_Listed entries_.
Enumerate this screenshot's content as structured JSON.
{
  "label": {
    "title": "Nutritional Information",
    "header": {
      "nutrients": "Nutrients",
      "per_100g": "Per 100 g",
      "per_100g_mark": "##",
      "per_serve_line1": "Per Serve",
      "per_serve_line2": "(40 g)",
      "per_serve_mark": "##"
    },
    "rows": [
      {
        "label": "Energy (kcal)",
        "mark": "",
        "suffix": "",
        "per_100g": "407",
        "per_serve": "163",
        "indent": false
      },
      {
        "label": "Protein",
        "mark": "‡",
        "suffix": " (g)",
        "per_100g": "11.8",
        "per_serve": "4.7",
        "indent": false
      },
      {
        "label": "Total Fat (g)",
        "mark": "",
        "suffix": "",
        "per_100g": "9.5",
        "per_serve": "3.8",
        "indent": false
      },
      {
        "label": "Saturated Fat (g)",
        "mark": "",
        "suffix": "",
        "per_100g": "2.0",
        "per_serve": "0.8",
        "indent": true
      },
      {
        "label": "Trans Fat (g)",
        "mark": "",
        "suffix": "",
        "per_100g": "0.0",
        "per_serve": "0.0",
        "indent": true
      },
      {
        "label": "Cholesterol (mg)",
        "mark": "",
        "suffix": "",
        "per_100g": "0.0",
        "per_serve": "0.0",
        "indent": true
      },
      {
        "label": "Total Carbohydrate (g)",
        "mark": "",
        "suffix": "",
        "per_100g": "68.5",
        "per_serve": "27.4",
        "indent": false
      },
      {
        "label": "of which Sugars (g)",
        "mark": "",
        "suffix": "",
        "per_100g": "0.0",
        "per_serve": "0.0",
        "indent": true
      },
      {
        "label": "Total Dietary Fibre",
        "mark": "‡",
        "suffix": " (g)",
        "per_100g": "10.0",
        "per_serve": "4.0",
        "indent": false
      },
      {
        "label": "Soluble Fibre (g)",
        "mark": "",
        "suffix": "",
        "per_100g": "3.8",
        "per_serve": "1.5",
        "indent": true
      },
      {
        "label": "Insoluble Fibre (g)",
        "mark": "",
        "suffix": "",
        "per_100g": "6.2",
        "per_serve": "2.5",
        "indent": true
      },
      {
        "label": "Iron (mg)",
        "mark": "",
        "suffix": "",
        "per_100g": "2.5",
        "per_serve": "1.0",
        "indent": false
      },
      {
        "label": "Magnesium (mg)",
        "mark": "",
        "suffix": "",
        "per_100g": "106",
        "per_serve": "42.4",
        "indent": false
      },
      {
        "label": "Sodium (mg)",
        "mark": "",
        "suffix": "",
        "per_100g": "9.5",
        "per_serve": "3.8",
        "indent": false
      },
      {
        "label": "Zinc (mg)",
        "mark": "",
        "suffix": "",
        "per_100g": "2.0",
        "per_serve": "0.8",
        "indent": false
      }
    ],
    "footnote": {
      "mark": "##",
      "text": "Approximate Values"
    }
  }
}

_Directions for this task_.
Nothing in the records may be left out; reproduce them exactly.

_Expected output_.
Enumerate this screenshot's content as structured JSON.
{
  "label": {
    "title": "Nutritional Information",
    "header": {
      "nutrients": "Nutrients",
      "per_100g": "Per 100 g",
      "per_100g_mark": "##",
      "per_serve_line1": "Per Serve",
      "per_serve_line2": "(40 g)",
      "per_serve_mark": "##"
    },
    "rows": [
      {
        "label": "Energy (kcal)",
        "mark": "",
        "suffix": "",
        "per_100g": "407",
        "per_serve": "163",
        "indent": false
      },
      {
        "label": "Protein",
        "mark": "‡",
        "suffix": " (g)",
        "per_100g": "11.8",
        "per_serve": "4.7",
        "indent": false
      },
      {
        "label": "Total Fat (g)",
        "mark": "",
        "suffix": "",
        "per_100g": "9.5",
        "per_serve": "3.8",
        "indent": false
      },
      {
        "label": "Saturated Fat (g)",
        "mark": "",
        "suffix": "",
        "per_100g": "2.0",
        "per_serve": "0.8",
        "indent": true
      },
      {
        "label": "Trans Fat (g)",
        "mark": "",
        "suffix": "",
        "per_100g": "0.0",
        "per_serve": "0.0",
        "indent": true
      },
      {
        "label": "Cholesterol (mg)",
        "mark": "",
        "suffix": "",
        "per_100g": "0.0",
        "per_serve": "0.0",
        "indent": true
      },
      {
        "label": "Total Carbohydrate (g)",
        "mark": "",
        "suffix": "",
        "per_100g": "68.5",
        "per_serve": "27.4",
        "indent": false
      },
      {
        "label": "of which Sugars (g)",
        "mark": "",
        "suffix": "",
        "per_100g": "0.0",
        "per_serve": "0.0",
        "indent": true
      },
      {
        "label": "Total Dietary Fibre",
        "mark": "‡",
        "suffix": " (g)",
        "per_100g": "10.0",
        "per_serve": "4.0",
        "indent": false
      },
      {
        "label": "Soluble Fibre (g)",
        "mark": "",
        "suffix": "",
        "per_100g": "3.8",
        "per_serve": "1.5",
        "indent": true
      },
      {
        "label": "Insoluble Fibre (g)",
        "mark": "",
        "suffix": "",
        "per_100g": "6.2",
        "per_serve": "2.5",
        "indent": true
      },
      {
        "label": "Iron (mg)",
        "mark": "",
        "suffix": "",
        "per_100g": "2.5",
        "per_serve": "1.0",
        "indent": false
      },
      {
        "label": "Magnesium (mg)",
        "mark": "",
        "suffix": "",
        "per_100g": "106",
        "per_serve": "42.4",
        "indent": false
      },
      {
        "label": "Sodium (mg)",
        "mark": "",
        "suffix": "",
        "per_100g": "9.5",
        "per_serve": "3.8",
        "indent": false
      },
      {
        "label": "Zinc (mg)",
        "mark": "",
        "suffix": "",
        "per_100g": "2.0",
        "per_serve": "0.8",
        "indent": false
      }
    ],
    "footnote": {
      "mark": "##",
      "text": "Approximate Values"
    }
  }
}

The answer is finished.